> WRITTEN TASK A:
Answer these questions about the dance music forum thread:
(i) In what year was DJ Martian dancing to electronic music with about 700 other people?
(ii) Which city does kephm say comes to mind when thinking of early dance music?
(iii) According to DJ Martian, what craze did the Soup Dragons cash in on?
> WRITTEN TASK B: Reproduce the stretch of the dance music forum thread from "i was dancing" through "mind, not London.".

DJ Martian (djmartian), Wednesday, 3 March 2004 19:17 (twenty-one years ago)

i was dancing to electronic music in 1990. with about 700 other people. just don't ask me what the dj was spinning.

kephm, Wednesday, 3 March 2004 19:19 (twenty-one years ago)

When I think early dance music Detroit comes to mind, not London.

nickalicious (nickalicious), Wednesday, 3 March 2004 19:22 (twenty-one years ago)

Oh god, yeah. It was all coming from America.

N. (nickdastoor), Wednesday, 3 March 2004 19:23 (twenty-one years ago)

[insert some line about prophets and rock kids]

N. (nickdastoor), Wednesday, 3 March 2004 19:23 (twenty-one years ago)

Am I wrong? I don't even know! I'm horribly undereducated.

nickalicious (nickalicious), Wednesday, 3 March 2004 19:24 (twenty-one years ago)

In a similar mood to the famous 'Lady, if you have to ask...' thread, I wonder which was the first band to say "We've always had a dance element to our sound...".

The CBGBs ref is interesting re that infamous D.Byrne line however it went: "Disco production techniques are much more of a revolution than punk". (I can't be arsed to look it up). I think THeads were copping dance cred a long time before UK punx (who chose reggae/dub as their ideal other.)

Jerry the Nipper (Jerrynipper), Wednesday, 3 March 2004 19:28 (twenty-one years ago)

I think it was the Soup Dragons. Tim Hopkins thinks so too.

N. (nickdastoor), Wednesday, 3 March 2004 19:29 (twenty-one years ago)

The Soup Dragons were dance music? Since when? Always thought them a bit on the lite side to claim that.

Nichole Graham (Nichole Graham), Wednesday, 3 March 2004 19:31 (twenty-one years ago)

cabaret voltaire - also deserve massive respect.

DJ Martian (djmartian), Wednesday, 3 March 2004 19:32 (twenty-one years ago)

soup dragons cashed in on baggy dance craze - making shite indie-dance shuffle music for uni student discos.

DJ Martian (djmartian), Wednesday, 3 March 2004 19:33 (twenty-one years ago)

(meta: I much prefer the ILE kids talking about music to the ILM lam0rz )

Jerry the Nipper (Jerrynipper), Wednesday, 3 March 2004 19:34 (twenty-one years ago)

i think if you took a hundred us kids vs a hundred uk kids you would find the majority of us kids are not into electronica at all.

kephm, Wednesday, 3 March 2004 19:35 (twenty-one years ago)

Nichole - 'there's always been a dance element to our music' was a joke levelled at bands jumping on the indie-dance bandwagon, so yes.

N. (nickdastoor), Wednesday, 3 March 2004 19:35 (twenty-one years ago)

meta: the inadvertent experiment seems to have led to this thread getting bogged down in pedantry about LCD Soundsystem lyrics and its ILM counterpart getting bogged down in chart positions of go-go singles. I am as yet undecided.

N. (nickdastoor), Wednesday, 3 March 2004 19:37 (twenty-one years ago)

> GIVEN MATERIAL:

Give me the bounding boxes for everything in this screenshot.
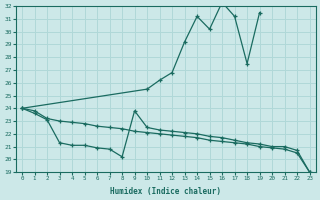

> RESULT A:
(i) 1990
(ii) Detroit
(iii) The baggy dance craze

> RESULT B:
i was dancing to electronic music in 1990. with about 700 other people. just don't ask me what the dj was spinning.

kephm, Wednesday, 3 March 2004 19:19 (twenty-one years ago)

When I think early dance music Detroit comes to mind, not London.